**PROBLEM TO SOLVE:** Retype every entry exactly, character for character.

**INFORMATION PROVIDED:**
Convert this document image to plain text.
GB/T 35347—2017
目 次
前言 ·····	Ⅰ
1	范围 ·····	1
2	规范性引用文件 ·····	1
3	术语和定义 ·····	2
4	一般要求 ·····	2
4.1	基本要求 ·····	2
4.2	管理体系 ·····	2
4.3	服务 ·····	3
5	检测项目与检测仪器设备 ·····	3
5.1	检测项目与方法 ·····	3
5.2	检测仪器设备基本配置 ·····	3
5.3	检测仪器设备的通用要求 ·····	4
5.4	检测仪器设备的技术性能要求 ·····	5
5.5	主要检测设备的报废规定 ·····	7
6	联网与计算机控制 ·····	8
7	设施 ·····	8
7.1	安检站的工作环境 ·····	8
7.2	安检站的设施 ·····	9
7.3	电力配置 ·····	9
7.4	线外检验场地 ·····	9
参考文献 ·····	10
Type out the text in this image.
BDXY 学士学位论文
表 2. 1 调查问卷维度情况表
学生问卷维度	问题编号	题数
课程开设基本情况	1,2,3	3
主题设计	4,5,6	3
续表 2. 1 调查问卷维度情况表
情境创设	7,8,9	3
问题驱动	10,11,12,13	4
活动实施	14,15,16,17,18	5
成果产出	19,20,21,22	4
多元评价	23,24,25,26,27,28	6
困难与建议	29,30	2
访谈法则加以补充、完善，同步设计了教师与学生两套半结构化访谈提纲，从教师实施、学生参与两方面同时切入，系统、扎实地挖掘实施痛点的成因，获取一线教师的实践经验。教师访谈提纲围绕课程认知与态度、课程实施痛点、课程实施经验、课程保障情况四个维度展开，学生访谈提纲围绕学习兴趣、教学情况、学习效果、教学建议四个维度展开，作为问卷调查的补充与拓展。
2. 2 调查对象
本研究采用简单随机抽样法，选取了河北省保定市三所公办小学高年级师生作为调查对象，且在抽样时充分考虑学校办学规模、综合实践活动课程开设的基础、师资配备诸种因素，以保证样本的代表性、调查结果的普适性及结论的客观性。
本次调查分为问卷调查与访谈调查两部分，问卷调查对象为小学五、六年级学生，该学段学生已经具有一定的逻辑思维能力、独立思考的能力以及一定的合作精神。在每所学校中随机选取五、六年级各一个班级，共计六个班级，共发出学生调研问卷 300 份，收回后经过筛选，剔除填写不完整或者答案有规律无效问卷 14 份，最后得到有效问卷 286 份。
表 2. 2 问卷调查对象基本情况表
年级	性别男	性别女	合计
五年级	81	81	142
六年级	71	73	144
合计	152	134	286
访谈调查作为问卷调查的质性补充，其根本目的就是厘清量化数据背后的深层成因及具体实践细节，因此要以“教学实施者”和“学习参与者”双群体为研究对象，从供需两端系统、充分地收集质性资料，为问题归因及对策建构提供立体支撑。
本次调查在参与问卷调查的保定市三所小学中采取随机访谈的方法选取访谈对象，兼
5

**OUTPUT BELOW:**
Convert this document image to plain text.
GB/T 35347—2017
目 次
前言 ·····	Ⅰ
1	范围 ·····	1
2	规范性引用文件 ·····	1
3	术语和定义 ·····	2
4	一般要求 ·····	2
4.1	基本要求 ·····	2
4.2	管理体系 ·····	2
4.3	服务 ·····	3
5	检测项目与检测仪器设备 ·····	3
5.1	检测项目与方法 ·····	3
5.2	检测仪器设备基本配置 ·····	3
5.3	检测仪器设备的通用要求 ·····	4
5.4	检测仪器设备的技术性能要求 ·····	5
5.5	主要检测设备的报废规定 ·····	7
6	联网与计算机控制 ·····	8
7	设施 ·····	8
7.1	安检站的工作环境 ·····	8
7.2	安检站的设施 ·····	9
7.3	电力配置 ·····	9
7.4	线外检验场地 ·····	9
参考文献 ·····	10
Type out the text in this image.
BDXY 学士学位论文
表 2. 1 调查问卷维度情况表
学生问卷维度	问题编号	题数
课程开设基本情况	1,2,3	3
主题设计	4,5,6	3
续表 2. 1 调查问卷维度情况表
情境创设	7,8,9	3
问题驱动	10,11,12,13	4
活动实施	14,15,16,17,18	5
成果产出	19,20,21,22	4
多元评价	23,24,25,26,27,28	6
困难与建议	29,30	2
访谈法则加以补充、完善，同步设计了教师与学生两套半结构化访谈提纲，从教师实施、学生参与两方面同时切入，系统、扎实地挖掘实施痛点的成因，获取一线教师的实践经验。教师访谈提纲围绕课程认知与态度、课程实施痛点、课程实施经验、课程保障情况四个维度展开，学生访谈提纲围绕学习兴趣、教学情况、学习效果、教学建议四个维度展开，作为问卷调查的补充与拓展。
2. 2 调查对象
本研究采用简单随机抽样法，选取了河北省保定市三所公办小学高年级师生作为调查对象，且在抽样时充分考虑学校办学规模、综合实践活动课程开设的基础、师资配备诸种因素，以保证样本的代表性、调查结果的普适性及结论的客观性。
本次调查分为问卷调查与访谈调查两部分，问卷调查对象为小学五、六年级学生，该学段学生已经具有一定的逻辑思维能力、独立思考的能力以及一定的合作精神。在每所学校中随机选取五、六年级各一个班级，共计六个班级，共发出学生调研问卷 300 份，收回后经过筛选，剔除填写不完整或者答案有规律无效问卷 14 份，最后得到有效问卷 286 份。
表 2. 2 问卷调查对象基本情况表
年级	性别男	性别女	合计
五年级	81	81	142
六年级	71	73	144
合计	152	134	286
访谈调查作为问卷调查的质性补充，其根本目的就是厘清量化数据背后的深层成因及具体实践细节，因此要以“教学实施者”和“学习参与者”双群体为研究对象，从供需两端系统、充分地收集质性资料，为问题归因及对策建构提供立体支撑。
本次调查在参与问卷调查的保定市三所小学中采取随机访谈的方法选取访谈对象，兼
5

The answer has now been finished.